--- START ---

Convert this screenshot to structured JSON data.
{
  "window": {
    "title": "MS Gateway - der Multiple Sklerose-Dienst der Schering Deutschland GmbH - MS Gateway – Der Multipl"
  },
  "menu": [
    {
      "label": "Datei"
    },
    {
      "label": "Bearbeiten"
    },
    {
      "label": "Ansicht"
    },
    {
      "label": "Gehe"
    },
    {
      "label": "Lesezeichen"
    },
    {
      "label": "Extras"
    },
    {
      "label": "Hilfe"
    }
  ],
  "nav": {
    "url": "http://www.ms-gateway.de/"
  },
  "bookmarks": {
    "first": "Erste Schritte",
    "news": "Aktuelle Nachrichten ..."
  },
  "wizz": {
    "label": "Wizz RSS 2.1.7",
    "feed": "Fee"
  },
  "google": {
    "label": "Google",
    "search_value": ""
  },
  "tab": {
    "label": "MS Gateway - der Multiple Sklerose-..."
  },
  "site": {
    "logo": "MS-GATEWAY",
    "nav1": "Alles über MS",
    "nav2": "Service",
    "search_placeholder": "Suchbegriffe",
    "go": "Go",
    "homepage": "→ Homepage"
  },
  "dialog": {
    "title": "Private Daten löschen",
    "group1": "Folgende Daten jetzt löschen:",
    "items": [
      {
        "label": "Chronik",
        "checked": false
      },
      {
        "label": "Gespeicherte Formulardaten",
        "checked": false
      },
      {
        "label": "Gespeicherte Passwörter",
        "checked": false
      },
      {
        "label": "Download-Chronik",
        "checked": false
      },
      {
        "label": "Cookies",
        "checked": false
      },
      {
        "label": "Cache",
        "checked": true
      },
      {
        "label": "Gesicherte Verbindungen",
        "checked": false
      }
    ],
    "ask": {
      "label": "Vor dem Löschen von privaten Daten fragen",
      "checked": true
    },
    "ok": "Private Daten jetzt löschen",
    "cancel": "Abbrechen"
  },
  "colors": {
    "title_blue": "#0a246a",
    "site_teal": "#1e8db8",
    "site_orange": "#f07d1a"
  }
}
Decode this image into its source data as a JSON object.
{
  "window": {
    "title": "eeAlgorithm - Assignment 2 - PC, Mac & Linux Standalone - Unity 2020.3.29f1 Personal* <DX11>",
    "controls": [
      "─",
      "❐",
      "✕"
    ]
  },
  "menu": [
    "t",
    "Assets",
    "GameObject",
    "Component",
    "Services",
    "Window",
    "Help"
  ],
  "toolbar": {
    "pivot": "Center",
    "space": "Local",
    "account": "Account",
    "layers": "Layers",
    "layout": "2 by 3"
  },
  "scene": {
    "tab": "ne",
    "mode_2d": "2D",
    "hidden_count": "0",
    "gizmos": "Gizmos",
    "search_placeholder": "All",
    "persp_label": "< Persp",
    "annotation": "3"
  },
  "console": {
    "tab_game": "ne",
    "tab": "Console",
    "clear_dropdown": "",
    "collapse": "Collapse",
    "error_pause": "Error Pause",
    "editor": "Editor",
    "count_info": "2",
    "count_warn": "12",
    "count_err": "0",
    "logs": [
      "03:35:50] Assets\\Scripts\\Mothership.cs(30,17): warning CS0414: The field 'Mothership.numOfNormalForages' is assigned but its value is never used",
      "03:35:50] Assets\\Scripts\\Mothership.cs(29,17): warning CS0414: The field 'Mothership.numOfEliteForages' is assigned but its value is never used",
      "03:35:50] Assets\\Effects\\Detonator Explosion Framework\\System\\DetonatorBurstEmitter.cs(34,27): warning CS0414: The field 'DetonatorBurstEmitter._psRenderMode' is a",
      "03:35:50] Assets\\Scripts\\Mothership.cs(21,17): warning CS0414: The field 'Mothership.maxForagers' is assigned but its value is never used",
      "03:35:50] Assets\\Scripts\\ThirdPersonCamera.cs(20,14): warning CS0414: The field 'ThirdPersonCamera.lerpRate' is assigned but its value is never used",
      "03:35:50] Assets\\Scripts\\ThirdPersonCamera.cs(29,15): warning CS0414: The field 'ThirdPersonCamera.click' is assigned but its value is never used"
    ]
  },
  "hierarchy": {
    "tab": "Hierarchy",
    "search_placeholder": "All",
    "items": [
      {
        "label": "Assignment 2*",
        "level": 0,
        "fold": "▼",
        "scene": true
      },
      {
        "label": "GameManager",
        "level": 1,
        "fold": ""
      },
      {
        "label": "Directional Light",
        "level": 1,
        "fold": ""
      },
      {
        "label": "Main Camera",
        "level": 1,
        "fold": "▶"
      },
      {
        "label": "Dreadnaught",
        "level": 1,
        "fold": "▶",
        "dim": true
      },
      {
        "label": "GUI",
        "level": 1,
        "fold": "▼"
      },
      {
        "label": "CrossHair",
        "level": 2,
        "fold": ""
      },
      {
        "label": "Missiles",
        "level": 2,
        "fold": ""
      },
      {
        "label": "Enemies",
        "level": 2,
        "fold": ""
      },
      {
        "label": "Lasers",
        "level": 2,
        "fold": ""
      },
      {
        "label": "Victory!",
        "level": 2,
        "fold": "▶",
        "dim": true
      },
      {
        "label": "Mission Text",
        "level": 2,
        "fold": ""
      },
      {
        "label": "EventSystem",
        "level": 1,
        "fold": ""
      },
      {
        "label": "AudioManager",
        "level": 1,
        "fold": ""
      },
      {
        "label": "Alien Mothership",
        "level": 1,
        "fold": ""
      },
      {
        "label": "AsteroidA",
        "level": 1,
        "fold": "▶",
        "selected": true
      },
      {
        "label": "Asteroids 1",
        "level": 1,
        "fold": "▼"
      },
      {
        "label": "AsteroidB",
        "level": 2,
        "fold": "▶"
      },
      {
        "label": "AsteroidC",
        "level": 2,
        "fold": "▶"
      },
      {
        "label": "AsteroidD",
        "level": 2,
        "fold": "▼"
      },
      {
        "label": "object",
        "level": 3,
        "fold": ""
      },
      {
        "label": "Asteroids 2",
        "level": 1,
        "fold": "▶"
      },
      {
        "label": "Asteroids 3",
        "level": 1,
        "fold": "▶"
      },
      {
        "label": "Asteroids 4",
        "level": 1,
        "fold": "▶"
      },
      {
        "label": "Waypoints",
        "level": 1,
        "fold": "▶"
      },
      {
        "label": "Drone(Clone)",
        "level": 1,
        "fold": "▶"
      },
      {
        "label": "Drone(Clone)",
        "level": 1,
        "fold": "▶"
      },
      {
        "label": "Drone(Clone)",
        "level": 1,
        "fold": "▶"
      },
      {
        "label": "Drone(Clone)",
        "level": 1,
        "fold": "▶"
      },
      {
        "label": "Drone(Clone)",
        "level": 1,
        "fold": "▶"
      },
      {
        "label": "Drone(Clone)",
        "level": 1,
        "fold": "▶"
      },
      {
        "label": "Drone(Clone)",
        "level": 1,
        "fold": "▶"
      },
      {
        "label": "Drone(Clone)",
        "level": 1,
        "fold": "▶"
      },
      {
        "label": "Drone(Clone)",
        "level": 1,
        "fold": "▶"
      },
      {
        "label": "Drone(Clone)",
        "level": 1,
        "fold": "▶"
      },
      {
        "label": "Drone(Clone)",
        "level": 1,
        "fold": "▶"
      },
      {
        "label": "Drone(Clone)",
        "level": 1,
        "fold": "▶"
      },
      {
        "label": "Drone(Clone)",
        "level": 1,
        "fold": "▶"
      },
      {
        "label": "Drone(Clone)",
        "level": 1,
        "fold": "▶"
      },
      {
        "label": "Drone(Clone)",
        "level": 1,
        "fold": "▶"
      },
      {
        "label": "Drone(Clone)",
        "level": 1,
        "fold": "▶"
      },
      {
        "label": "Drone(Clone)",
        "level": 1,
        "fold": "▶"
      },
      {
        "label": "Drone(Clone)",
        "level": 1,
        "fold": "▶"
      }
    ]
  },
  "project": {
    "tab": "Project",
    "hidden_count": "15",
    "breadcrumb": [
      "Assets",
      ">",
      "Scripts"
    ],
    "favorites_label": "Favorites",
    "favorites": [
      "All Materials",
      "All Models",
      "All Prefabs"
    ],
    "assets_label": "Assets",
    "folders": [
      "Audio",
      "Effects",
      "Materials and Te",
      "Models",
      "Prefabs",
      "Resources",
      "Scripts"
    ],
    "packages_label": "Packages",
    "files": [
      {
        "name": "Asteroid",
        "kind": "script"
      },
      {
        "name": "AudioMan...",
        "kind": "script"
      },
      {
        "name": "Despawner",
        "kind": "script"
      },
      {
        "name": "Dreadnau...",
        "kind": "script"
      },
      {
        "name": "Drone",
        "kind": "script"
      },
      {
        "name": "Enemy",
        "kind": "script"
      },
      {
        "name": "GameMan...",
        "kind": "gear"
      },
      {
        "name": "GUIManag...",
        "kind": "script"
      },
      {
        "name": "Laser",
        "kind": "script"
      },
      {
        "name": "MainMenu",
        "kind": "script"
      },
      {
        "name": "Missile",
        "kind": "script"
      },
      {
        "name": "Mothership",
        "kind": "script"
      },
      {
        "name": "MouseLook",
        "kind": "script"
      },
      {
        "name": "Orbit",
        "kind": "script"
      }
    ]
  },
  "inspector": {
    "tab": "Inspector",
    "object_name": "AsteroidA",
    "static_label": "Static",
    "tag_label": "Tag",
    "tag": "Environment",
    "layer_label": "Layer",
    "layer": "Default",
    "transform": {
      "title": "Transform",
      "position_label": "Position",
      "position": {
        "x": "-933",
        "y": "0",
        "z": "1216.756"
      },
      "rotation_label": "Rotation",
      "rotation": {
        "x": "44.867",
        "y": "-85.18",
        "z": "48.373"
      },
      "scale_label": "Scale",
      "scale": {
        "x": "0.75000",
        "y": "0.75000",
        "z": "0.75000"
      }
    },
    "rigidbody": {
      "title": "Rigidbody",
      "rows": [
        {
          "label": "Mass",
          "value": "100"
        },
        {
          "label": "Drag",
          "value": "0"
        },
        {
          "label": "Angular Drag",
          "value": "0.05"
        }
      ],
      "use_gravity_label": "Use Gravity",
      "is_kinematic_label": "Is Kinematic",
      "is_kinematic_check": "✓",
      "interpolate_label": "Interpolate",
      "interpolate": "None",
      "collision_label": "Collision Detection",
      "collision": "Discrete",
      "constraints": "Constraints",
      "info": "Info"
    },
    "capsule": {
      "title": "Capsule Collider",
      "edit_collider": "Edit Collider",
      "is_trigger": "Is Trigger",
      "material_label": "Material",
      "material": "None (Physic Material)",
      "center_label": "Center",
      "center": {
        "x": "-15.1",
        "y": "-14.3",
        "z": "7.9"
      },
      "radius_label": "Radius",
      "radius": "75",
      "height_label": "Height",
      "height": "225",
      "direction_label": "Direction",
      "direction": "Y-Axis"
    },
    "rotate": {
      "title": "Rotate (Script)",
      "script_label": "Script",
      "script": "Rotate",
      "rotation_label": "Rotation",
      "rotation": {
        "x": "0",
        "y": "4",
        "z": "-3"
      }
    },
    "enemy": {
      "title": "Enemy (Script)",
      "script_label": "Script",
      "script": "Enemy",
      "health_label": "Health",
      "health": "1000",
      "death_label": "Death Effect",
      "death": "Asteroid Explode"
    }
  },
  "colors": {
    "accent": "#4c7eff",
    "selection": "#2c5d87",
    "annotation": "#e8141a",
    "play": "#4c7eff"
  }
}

--- END ---

▶ _Work required_:
What is the number of lines above that hold the string "ThirdPersonCamera"? Answer with that number alone.

▶ _Answer to this problem_:
2